**Problem statement**
Count how many lines below include the string "name", and give that number without anything else.

[begin Entries provided]

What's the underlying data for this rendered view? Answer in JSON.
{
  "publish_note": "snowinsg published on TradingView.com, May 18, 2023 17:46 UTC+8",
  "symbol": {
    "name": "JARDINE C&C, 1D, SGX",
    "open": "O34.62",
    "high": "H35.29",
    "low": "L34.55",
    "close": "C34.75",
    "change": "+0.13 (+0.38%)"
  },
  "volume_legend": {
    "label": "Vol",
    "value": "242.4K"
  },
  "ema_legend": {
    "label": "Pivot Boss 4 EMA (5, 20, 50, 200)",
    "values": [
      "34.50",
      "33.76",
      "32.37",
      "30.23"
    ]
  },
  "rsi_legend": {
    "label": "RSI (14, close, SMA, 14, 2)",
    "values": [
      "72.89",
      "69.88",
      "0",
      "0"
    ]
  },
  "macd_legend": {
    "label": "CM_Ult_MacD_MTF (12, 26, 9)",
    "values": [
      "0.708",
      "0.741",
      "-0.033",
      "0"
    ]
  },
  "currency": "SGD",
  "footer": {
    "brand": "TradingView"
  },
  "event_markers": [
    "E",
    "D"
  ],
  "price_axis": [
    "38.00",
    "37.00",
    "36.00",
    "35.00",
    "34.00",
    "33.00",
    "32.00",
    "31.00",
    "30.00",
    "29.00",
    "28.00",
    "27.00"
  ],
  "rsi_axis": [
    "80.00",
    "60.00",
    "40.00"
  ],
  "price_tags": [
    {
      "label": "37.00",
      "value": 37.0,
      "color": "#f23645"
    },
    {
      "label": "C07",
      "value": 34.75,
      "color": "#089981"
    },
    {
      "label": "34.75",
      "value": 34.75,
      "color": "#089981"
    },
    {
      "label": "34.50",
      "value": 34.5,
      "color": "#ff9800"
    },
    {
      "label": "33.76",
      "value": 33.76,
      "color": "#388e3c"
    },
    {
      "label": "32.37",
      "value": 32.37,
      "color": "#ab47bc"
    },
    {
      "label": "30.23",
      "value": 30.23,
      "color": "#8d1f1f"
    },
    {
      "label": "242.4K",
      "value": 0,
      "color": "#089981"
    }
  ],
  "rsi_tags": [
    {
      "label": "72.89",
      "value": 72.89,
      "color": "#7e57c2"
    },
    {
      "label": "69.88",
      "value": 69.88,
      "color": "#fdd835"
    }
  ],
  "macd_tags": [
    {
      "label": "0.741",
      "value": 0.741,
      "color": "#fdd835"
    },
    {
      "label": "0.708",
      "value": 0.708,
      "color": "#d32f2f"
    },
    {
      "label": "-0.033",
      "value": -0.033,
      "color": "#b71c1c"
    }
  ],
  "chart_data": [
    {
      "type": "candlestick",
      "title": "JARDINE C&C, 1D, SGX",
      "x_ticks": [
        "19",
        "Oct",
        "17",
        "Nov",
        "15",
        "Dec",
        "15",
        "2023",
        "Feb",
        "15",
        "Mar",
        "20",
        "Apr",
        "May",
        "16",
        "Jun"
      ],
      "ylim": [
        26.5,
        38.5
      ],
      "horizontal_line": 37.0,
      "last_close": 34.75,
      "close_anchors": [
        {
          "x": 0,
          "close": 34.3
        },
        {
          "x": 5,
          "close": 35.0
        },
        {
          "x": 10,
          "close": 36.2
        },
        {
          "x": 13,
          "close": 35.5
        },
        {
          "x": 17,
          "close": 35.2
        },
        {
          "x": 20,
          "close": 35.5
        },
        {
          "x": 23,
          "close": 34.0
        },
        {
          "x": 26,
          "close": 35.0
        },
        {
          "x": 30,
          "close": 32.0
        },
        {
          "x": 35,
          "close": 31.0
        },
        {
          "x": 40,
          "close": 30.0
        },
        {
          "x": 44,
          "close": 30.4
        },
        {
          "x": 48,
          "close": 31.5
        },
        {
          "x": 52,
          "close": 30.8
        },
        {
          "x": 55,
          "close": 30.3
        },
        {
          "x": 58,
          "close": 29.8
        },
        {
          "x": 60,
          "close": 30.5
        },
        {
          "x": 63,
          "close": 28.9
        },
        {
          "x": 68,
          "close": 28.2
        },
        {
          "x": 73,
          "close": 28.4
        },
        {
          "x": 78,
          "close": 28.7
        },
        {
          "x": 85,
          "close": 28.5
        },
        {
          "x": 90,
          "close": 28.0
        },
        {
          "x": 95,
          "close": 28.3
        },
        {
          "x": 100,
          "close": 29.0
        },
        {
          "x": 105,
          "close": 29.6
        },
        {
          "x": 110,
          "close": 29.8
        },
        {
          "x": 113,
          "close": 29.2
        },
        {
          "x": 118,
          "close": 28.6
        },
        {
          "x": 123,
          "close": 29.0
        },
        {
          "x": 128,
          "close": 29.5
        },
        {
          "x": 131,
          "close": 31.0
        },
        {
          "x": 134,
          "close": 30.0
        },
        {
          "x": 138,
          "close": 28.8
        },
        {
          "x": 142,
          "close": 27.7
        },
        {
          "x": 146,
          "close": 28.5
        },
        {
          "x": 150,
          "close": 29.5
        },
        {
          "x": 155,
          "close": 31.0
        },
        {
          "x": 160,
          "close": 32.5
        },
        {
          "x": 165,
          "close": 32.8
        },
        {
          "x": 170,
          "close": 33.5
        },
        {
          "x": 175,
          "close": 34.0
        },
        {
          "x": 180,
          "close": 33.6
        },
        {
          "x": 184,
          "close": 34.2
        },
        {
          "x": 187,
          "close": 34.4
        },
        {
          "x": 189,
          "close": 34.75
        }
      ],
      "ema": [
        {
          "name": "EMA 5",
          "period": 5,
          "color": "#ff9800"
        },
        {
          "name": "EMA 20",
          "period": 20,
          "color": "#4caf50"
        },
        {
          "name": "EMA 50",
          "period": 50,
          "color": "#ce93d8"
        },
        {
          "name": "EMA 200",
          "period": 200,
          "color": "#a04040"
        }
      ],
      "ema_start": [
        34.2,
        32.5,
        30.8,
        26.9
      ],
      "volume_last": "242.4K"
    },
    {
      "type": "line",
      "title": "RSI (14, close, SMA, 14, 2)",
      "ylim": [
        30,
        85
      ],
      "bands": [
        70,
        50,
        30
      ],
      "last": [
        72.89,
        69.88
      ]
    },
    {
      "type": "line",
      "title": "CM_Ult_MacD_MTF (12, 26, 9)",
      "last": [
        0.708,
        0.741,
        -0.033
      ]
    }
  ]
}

[end Entries provided]

**Output for this exercise**
5